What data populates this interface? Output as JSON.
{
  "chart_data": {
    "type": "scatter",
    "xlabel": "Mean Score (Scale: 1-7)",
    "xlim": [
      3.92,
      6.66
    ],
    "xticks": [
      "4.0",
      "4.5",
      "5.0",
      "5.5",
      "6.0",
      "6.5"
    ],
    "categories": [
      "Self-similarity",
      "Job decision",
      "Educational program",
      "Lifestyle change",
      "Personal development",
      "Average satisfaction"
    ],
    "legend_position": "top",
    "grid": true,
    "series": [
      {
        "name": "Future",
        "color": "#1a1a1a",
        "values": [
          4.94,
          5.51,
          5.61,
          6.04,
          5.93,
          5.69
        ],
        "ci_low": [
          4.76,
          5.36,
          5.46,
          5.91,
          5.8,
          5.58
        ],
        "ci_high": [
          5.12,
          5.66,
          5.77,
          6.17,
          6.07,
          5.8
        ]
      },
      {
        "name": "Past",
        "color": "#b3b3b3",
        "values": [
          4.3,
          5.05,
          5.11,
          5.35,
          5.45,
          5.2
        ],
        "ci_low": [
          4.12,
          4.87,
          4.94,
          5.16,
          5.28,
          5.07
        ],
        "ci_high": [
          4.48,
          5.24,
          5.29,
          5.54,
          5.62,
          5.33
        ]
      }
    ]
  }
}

+===+

→ STATED PROBLEM: Your task is to repeat every entry exactly.

→ ANSWER TO THIS TASK:
What data populates this interface? Output as JSON.
{
  "chart_data": {
    "type": "scatter",
    "xlabel": "Mean Score (Scale: 1-7)",
    "xlim": [
      3.92,
      6.66
    ],
    "xticks": [
      "4.0",
      "4.5",
      "5.0",
      "5.5",
      "6.0",
      "6.5"
    ],
    "categories": [
      "Self-similarity",
      "Job decision",
      "Educational program",
      "Lifestyle change",
      "Personal development",
      "Average satisfaction"
    ],
    "legend_position": "top",
    "grid": true,
    "series": [
      {
        "name": "Future",
        "color": "#1a1a1a",
        "values": [
          4.94,
          5.51,
          5.61,
          6.04,
          5.93,
          5.69
        ],
        "ci_low": [
          4.76,
          5.36,
          5.46,
          5.91,
          5.8,
          5.58
        ],
        "ci_high": [
          5.12,
          5.66,
          5.77,
          6.17,
          6.07,
          5.8
        ]
      },
      {
        "name": "Past",
        "color": "#b3b3b3",
        "values": [
          4.3,
          5.05,
          5.11,
          5.35,
          5.45,
          5.2
        ],
        "ci_low": [
          4.12,
          4.87,
          4.94,
          5.16,
          5.28,
          5.07
        ],
        "ci_high": [
          4.48,
          5.24,
          5.29,
          5.54,
          5.62,
          5.33
        ]
      }
    ]
  }
}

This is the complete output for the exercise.